▶ ESTRATTO DEL DOCUMENTO
Salute

Cosa succede se mangi patatine fritte a cena con il colesterolo alto?

Il colesterolo è una sostanza in parte prodotta dal nostro stesso organismo, perché funga da mattone fondante di tutte le cellule del nostro corpo.  In parte però viene introdotto con l’alimentazione e, prestando attenzione a cosa mangiamo, possiamo ridurre il colesterolo del 10-15%. E’ di particolare importanza cosa mangiamo la sera, in quanto è durante la notte che il nostro organismo produce il colesterolo. Il corpo quindi può trovarsi a gestire un eccesso di questo lipide. La sera quindi è bene prevedere un pasto ricco di verdura, frutta, oli vegetali e noci, entrambi ricchi di grassi polinsaturi, ma soprattutto cereali integrali, tra cui spicca la crusca. Con il loro contenuto di fibre riescono infatti a ridurre l’assorbimento di colesterolo a livello intestinale, mentre gli acidi grassi buoni promuovono la rimozione di questo grasso dal tratto gastrointestinale. In questo panorama, dove collocare le patate?

Patate: è il caso mangiarle con il colesterolo alto?

Le patate sono un alimento controverso: sono vegetali, ma appaiono sempre un po’ troppo “ingombranti” sotto il profilo della salute. Sono gustose, ma caloriche, hanno un indice glicemico troppo alto e per questo fanno ingrassare. Restano comunque un buon alimento, composto da 80% di acqua, 1,9 gr di proteine, e solo 0,1 g di grassi. Apportano anche 1,8 gr di fibre, a fronte certo di una elevata percentuale di calorie: ne contengono ben 77 ogni 100 gr di prodotto. Un dato variabile però, a seconda del metodo di cottura. Bollite infatti, le patate arrivano ad 87 calorie, mentre al forno raggiungono i 92. E fritte? Ebbene, le calorie schizzano a 276, mentre i grassi salgono a 15,5 g. Nonostante questo, le patate al naturale non apporterebbero colesterolo. Il problema risiede proprio nella frittura.

▶ MATERIALE FORNITO
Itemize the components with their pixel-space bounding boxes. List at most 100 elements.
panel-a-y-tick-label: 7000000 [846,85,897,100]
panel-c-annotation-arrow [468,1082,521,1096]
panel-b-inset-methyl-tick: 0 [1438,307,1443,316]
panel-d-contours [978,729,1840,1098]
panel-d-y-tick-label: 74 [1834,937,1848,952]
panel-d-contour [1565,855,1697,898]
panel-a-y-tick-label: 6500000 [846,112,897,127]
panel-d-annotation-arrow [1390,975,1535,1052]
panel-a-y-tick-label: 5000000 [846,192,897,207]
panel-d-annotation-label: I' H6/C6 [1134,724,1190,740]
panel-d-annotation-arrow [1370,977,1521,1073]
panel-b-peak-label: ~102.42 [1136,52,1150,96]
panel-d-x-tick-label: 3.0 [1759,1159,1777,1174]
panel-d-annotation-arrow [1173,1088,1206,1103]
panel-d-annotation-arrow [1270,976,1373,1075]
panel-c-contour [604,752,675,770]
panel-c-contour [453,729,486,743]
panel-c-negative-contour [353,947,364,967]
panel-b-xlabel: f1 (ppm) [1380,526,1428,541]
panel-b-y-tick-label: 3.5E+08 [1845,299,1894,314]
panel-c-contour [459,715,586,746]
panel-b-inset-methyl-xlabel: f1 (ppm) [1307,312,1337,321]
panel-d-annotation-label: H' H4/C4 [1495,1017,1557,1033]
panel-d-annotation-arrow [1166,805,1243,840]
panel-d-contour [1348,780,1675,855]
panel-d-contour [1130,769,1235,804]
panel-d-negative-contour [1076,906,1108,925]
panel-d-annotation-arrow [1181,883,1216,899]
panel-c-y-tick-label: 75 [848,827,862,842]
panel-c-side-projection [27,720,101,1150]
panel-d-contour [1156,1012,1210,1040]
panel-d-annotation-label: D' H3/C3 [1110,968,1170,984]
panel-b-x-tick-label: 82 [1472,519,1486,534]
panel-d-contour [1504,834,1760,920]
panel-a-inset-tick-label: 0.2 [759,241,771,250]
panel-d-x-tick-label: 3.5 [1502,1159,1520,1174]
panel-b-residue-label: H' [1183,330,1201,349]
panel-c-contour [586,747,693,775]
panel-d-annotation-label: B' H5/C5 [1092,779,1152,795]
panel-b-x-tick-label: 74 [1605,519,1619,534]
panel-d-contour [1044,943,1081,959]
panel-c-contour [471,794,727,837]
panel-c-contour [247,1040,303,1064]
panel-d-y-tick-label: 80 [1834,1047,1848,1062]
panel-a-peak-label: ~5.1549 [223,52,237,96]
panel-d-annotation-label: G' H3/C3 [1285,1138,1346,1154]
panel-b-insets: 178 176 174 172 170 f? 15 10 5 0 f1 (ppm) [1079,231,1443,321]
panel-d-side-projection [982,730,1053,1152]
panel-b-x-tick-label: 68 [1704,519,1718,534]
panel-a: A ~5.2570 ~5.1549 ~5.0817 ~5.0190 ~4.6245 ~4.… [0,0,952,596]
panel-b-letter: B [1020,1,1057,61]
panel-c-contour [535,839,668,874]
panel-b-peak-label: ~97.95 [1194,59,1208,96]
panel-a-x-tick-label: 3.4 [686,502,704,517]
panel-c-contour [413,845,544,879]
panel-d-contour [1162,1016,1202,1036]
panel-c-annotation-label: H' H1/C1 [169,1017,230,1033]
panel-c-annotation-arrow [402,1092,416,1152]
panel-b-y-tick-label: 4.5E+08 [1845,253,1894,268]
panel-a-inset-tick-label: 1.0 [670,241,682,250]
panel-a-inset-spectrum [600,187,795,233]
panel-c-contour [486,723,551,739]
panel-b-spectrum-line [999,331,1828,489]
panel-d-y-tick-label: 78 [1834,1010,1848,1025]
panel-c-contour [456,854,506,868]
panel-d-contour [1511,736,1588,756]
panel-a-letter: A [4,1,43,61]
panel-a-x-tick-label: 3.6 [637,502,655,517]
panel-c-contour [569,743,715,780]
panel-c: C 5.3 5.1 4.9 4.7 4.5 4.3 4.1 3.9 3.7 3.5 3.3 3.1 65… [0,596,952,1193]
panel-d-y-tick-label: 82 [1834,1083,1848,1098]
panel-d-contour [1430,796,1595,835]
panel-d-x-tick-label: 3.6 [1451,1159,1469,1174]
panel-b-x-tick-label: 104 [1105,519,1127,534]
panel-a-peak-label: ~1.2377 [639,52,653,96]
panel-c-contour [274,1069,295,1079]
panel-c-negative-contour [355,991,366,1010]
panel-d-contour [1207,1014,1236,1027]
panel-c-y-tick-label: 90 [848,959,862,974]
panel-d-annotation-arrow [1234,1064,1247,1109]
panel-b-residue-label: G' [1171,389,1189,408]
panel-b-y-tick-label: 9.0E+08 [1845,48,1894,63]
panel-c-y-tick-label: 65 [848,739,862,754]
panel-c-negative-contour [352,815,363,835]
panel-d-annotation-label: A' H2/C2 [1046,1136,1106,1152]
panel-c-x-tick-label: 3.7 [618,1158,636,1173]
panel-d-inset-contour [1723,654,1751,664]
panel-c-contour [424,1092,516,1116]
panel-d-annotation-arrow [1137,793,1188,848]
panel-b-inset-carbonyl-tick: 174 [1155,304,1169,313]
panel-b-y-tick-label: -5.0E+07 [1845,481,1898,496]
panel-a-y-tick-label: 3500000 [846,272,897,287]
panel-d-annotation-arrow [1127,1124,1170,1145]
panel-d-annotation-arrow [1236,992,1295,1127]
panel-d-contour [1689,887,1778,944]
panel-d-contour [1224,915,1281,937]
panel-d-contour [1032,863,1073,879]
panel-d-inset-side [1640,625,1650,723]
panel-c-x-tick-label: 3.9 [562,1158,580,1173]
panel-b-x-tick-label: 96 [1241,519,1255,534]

▶ REQUISITI DEL COMPITO
Riporta per intero il testo sulle patatine fritte e il colesterolo alto, senza cambiare nulla.

▶ SOLUZIONE DELL'ESERCIZIO
Salute

Cosa succede se mangi patatine fritte a cena con il colesterolo alto?

Il colesterolo è una sostanza in parte prodotta dal nostro stesso organismo, perché funga da mattone fondante di tutte le cellule del nostro corpo.  In parte però viene introdotto con l’alimentazione e, prestando attenzione a cosa mangiamo, possiamo ridurre il colesterolo del 10-15%. E’ di particolare importanza cosa mangiamo la sera, in quanto è durante la notte che il nostro organismo produce il colesterolo. Il corpo quindi può trovarsi a gestire un eccesso di questo lipide. La sera quindi è bene prevedere un pasto ricco di verdura, frutta, oli vegetali e noci, entrambi ricchi di grassi polinsaturi, ma soprattutto cereali integrali, tra cui spicca la crusca. Con il loro contenuto di fibre riescono infatti a ridurre l’assorbimento di colesterolo a livello intestinale, mentre gli acidi grassi buoni promuovono la rimozione di questo grasso dal tratto gastrointestinale. In questo panorama, dove collocare le patate?

Patate: è il caso mangiarle con il colesterolo alto?

Le patate sono un alimento controverso: sono vegetali, ma appaiono sempre un po’ troppo “ingombranti” sotto il profilo della salute. Sono gustose, ma caloriche, hanno un indice glicemico troppo alto e per questo fanno ingrassare. Restano comunque un buon alimento, composto da 80% di acqua, 1,9 gr di proteine, e solo 0,1 g di grassi. Apportano anche 1,8 gr di fibre, a fronte certo di una elevata percentuale di calorie: ne contengono ben 77 ogni 100 gr di prodotto. Un dato variabile però, a seconda del metodo di cottura. Bollite infatti, le patate arrivano ad 87 calorie, mentre al forno raggiungono i 92. E fritte? Ebbene, le calorie schizzano a 276, mentre i grassi salgono a 15,5 g. Nonostante questo, le patate al naturale non apporterebbero colesterolo. Il problema risiede proprio nella frittura.